▶ _Short task_
Copy down every line where the string "наименование" shows up.

▶ _Data section_
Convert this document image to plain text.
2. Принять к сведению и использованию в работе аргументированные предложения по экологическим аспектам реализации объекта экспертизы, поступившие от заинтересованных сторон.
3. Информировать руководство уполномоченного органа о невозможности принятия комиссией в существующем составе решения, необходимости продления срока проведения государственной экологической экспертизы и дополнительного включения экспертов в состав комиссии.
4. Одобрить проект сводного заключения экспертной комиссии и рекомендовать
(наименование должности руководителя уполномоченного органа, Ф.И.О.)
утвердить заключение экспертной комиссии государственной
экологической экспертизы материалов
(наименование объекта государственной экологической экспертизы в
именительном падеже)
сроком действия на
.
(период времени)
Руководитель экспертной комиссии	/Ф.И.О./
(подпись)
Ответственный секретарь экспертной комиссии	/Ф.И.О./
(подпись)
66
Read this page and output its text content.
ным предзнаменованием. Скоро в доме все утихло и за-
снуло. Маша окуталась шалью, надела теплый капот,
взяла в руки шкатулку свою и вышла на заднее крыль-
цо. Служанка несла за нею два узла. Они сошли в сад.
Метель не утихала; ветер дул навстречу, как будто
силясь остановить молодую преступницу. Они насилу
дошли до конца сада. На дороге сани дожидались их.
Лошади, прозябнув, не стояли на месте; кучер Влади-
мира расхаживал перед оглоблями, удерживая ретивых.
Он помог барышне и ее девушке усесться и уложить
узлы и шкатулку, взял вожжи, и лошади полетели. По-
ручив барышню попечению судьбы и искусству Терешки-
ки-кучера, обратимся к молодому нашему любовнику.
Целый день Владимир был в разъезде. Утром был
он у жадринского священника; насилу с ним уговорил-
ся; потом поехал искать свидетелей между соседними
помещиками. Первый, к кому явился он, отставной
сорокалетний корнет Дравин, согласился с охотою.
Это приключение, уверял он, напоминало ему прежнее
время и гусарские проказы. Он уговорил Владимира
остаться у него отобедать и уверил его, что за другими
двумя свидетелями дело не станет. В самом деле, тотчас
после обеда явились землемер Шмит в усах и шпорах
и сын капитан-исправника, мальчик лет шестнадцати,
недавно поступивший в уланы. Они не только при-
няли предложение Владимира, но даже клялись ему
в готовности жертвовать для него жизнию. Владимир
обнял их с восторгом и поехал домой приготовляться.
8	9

▶ _Final answer_
(наименование должности руководителя уполномоченного органа, Ф.И.О.)
(наименование объекта государственной экологической экспертизы в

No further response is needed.